AIM OF THE EXERCISE = Pick out every line of the entries below where "Nierogacizna" occurs, and copy those lines.

LISTED RECORDS =
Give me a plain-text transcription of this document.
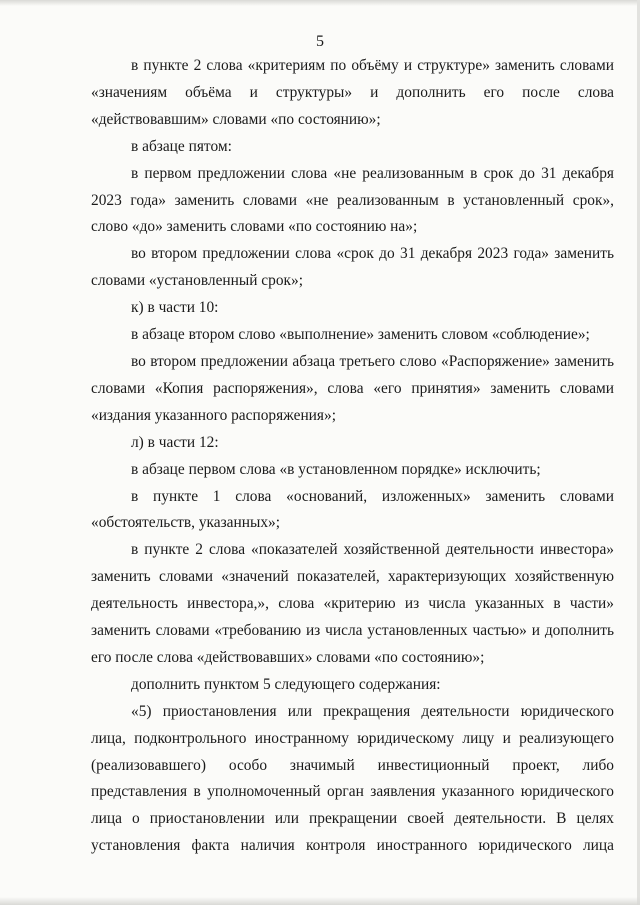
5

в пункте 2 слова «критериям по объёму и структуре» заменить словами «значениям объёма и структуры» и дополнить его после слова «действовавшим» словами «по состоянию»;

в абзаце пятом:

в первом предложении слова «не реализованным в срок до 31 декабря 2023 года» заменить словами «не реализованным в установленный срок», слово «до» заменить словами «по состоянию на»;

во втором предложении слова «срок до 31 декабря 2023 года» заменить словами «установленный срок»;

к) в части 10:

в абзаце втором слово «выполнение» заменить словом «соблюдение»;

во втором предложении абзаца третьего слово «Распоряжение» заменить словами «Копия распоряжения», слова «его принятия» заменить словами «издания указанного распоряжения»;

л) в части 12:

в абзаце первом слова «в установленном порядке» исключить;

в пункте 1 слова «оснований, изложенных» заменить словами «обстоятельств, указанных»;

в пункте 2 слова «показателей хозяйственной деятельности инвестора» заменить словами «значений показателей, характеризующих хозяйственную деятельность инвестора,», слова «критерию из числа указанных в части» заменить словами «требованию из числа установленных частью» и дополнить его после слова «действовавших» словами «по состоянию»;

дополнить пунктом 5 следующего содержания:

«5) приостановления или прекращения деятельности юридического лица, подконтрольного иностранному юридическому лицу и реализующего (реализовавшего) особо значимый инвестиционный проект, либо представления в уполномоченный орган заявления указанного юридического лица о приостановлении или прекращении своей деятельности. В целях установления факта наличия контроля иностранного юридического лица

---

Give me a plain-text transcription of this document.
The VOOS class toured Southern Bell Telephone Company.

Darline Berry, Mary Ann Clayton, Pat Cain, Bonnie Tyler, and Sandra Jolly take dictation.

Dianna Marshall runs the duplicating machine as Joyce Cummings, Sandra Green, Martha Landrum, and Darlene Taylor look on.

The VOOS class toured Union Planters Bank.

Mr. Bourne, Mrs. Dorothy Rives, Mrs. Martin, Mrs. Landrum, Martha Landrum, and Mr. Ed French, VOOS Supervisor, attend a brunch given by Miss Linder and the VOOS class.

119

---

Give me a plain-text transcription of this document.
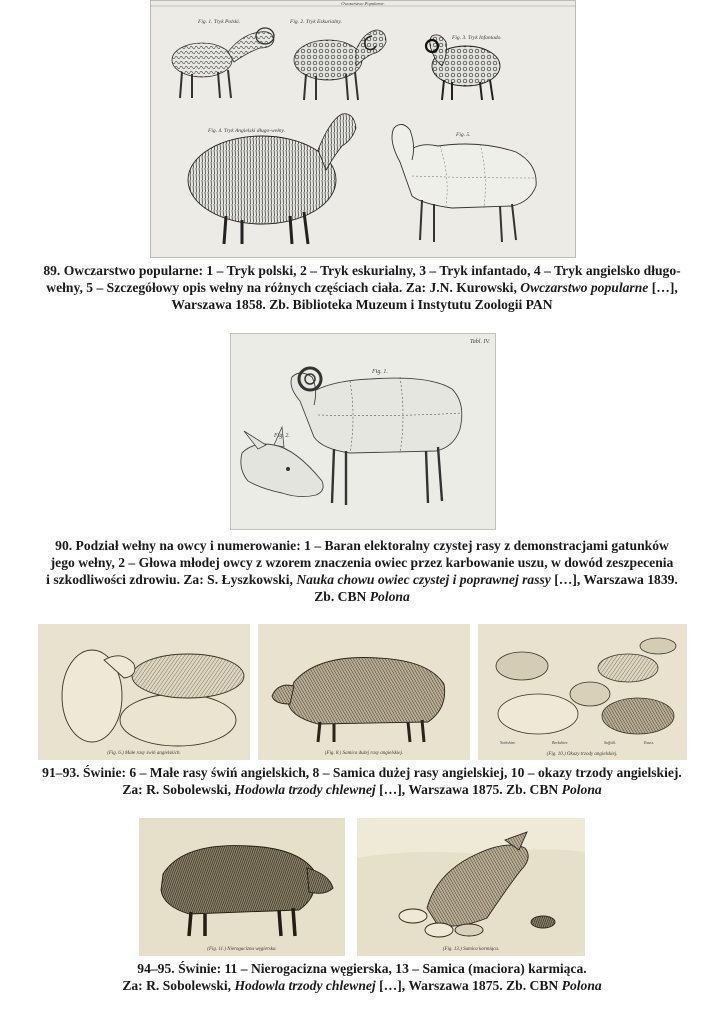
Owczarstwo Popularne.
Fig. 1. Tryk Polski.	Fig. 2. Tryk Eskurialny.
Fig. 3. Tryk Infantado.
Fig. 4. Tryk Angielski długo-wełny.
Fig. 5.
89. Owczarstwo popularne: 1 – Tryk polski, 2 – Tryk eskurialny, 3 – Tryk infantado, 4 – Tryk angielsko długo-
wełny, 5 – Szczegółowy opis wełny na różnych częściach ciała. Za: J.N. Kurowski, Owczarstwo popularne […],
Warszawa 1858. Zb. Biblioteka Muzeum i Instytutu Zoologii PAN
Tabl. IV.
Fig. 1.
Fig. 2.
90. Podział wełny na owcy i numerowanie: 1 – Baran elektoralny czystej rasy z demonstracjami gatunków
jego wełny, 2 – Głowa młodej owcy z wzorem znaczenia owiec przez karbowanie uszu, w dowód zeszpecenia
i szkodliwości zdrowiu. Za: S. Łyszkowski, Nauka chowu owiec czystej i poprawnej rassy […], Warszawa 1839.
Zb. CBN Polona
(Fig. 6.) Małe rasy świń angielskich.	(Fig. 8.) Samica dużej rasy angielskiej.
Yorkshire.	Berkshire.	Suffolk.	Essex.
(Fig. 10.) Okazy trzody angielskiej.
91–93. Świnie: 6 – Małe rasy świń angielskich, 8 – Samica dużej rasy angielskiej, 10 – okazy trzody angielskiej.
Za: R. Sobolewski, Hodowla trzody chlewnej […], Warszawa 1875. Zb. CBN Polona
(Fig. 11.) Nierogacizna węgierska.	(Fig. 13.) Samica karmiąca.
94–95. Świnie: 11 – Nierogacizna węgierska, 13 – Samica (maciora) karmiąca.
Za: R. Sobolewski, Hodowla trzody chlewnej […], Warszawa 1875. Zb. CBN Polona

EXERCISE OUTPUT =
(Fig. 11.) Nierogacizna węgierska.	(Fig. 13.) Samica karmiąca.
94–95. Świnie: 11 – Nierogacizna węgierska, 13 – Samica (maciora) karmiąca.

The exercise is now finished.